[Begin]
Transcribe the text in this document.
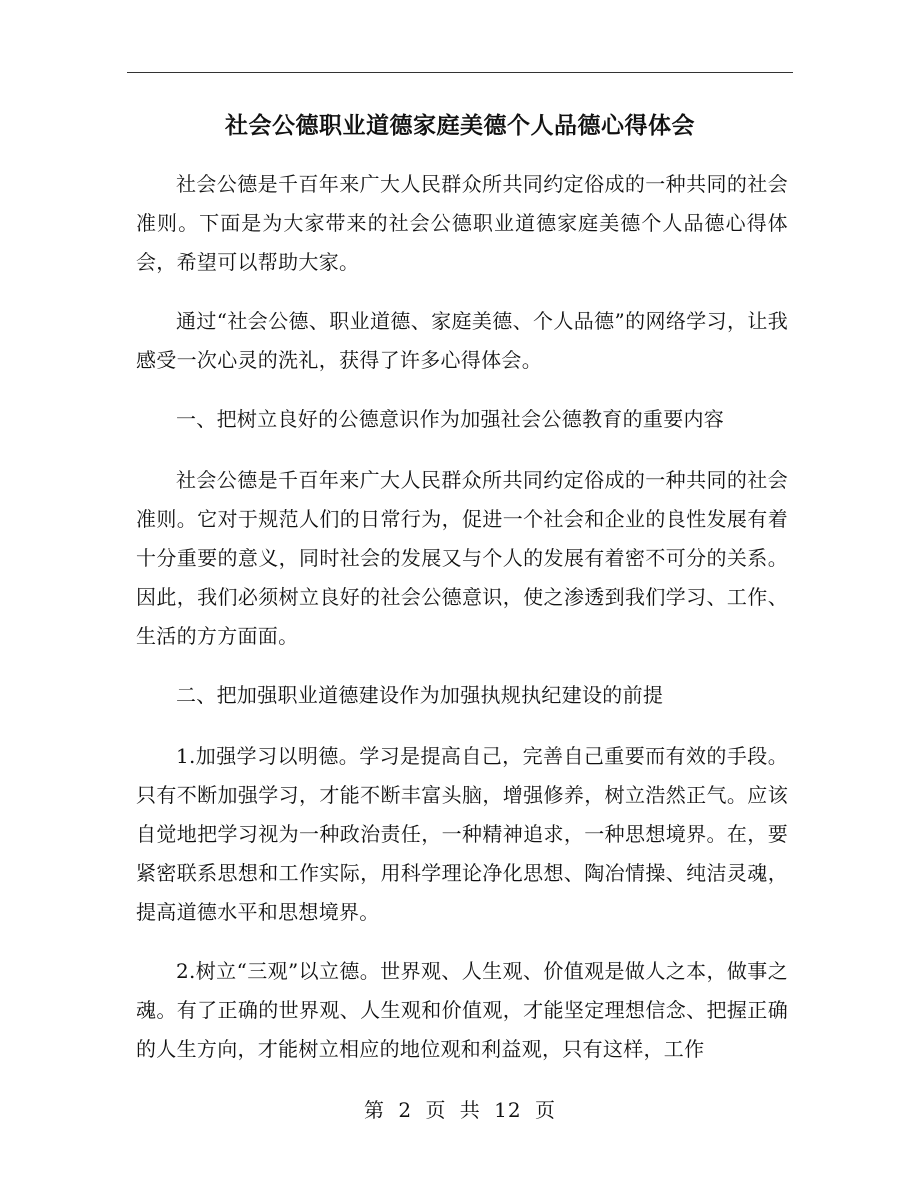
社会公德职业道德家庭美德个人品德心得体会

社会公德是千百年来广大人民群众所共同约定俗成的一种共同的社会准则。下面是为大家带来的社会公德职业道德家庭美德个人品德心得体会，希望可以帮助大家。

通过“社会公德、职业道德、家庭美德、个人品德”的网络学习，让我感受一次心灵的洗礼，获得了许多心得体会。

一、把树立良好的公德意识作为加强社会公德教育的重要内容

社会公德是千百年来广大人民群众所共同约定俗成的一种共同的社会准则。它对于规范人们的日常行为，促进一个社会和企业的良性发展有着十分重要的意义，同时社会的发展又与个人的发展有着密不可分的关系。因此，我们必须树立良好的社会公德意识，使之渗透到我们学习、工作、生活的方方面面。

二、把加强职业道德建设作为加强执规执纪建设的前提

1.加强学习以明德。学习是提高自己，完善自己重要而有效的手段。只有不断加强学习，才能不断丰富头脑，增强修养，树立浩然正气。应该自觉地把学习视为一种政治责任，一种精神追求，一种思想境界。在，要紧密联系思想和工作实际，用科学理论净化思想、陶冶情操、纯洁灵魂，提高道德水平和思想境界。

2.树立“三观”以立德。世界观、人生观、价值观是做人之本，做事之魂。有了正确的世界观、人生观和价值观，才能坚定理想信念、把握正确的人生方向，才能树立相应的地位观和利益观，只有这样，工作

第 2 页 共 12 页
[End]
*Exercise goal:* Find the lines with the string "社会公德是千百年来广大人民群众所共同约定俗成的一种共同的社会准则" and reproduce them.

*The completed task:*
社会公德是千百年来广大人民群众所共同约定俗成的一种共同的社会准则。下面是为大家带来的社会公德职业道德家庭美德个人品德心得体会，希望可以帮助大家。
社会公德是千百年来广大人民群众所共同约定俗成的一种共同的社会准则。它对于规范人们的日常行为，促进一个社会和企业的良性发展有着十分重要的意义，同时社会的发展又与个人的发展有着密不可分的关系。因此，我们必须树立良好的社会公德意识，使之渗透到我们学习、工作、生活的方方面面。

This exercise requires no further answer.